-- BEGIN Task data --
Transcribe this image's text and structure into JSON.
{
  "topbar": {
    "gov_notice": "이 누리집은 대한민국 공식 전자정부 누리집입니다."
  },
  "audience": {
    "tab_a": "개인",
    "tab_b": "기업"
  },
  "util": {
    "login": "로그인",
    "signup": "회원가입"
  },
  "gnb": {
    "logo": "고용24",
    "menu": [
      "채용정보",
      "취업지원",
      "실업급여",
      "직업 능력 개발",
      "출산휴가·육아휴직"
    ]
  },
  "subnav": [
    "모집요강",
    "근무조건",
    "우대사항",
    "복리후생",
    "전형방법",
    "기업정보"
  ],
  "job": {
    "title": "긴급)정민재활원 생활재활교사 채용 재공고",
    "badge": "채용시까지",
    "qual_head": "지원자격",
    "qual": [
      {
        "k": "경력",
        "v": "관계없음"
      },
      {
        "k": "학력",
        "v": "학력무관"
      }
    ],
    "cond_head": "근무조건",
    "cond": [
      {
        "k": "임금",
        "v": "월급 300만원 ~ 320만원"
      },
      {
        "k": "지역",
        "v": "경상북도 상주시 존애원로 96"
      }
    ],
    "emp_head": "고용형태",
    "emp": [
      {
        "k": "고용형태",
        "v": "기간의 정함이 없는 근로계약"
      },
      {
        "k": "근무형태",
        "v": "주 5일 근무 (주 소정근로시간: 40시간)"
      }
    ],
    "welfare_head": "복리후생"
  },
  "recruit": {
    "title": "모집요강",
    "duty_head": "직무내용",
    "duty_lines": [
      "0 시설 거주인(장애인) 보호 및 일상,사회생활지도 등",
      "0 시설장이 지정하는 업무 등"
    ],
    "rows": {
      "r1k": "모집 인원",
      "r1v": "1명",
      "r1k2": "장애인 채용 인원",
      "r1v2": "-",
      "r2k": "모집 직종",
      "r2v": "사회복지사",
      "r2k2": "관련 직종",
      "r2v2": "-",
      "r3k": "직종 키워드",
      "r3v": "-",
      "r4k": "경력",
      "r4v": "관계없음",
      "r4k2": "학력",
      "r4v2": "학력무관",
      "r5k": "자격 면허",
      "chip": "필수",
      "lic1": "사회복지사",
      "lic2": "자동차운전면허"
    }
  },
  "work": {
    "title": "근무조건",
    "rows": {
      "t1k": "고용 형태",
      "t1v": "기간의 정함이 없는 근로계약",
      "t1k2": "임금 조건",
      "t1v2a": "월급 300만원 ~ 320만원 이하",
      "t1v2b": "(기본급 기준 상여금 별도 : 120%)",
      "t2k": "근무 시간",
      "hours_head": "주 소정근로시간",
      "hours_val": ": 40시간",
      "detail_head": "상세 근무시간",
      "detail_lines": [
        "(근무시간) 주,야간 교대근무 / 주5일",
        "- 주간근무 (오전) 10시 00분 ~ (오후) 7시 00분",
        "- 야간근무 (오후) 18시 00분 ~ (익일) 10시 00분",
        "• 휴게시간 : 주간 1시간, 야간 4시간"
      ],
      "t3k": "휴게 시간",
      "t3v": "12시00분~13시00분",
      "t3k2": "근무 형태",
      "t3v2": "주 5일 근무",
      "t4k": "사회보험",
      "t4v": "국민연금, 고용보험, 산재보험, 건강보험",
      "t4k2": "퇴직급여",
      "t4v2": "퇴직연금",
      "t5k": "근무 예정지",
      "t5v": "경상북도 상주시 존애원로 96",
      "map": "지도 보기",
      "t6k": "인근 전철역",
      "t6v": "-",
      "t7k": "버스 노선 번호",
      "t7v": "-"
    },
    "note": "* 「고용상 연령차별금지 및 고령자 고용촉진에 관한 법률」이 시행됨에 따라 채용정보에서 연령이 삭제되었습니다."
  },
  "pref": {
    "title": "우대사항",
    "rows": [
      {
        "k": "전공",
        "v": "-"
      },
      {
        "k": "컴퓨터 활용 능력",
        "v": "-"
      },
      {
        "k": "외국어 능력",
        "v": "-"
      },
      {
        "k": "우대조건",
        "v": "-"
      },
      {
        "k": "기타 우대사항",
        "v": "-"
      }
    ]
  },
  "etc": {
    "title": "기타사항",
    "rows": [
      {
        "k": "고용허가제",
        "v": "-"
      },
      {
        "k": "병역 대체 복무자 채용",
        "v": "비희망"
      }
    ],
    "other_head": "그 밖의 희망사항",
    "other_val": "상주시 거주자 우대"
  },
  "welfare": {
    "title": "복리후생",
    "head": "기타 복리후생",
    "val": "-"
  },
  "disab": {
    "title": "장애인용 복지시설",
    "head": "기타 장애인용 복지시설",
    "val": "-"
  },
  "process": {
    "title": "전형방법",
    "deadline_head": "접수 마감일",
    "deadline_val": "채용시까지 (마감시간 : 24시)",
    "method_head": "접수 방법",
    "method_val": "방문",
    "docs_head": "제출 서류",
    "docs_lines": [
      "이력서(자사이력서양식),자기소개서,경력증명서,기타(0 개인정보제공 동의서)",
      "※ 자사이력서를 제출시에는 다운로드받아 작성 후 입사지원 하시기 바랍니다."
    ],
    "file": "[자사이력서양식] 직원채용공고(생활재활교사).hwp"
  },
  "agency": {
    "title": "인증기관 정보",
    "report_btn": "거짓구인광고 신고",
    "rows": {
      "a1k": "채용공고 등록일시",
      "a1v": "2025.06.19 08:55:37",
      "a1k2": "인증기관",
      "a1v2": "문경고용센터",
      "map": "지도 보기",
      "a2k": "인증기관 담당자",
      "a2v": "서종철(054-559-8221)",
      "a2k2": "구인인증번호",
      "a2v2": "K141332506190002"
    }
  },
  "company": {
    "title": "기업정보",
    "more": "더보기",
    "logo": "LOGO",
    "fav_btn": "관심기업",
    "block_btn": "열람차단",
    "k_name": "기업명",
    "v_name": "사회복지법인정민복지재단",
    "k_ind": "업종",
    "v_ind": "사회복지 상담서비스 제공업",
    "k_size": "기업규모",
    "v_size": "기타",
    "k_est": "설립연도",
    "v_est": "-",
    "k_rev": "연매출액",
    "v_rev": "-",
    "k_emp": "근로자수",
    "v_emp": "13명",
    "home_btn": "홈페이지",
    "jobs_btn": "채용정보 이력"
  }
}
-- END Task data --
» Objective:
Search the entries for the word "소정근로시간", then list each line that holds it.

» Written reply:
        "v": "주 5일 근무 (주 소정근로시간: 40시간)"
      "hours_head": "주 소정근로시간",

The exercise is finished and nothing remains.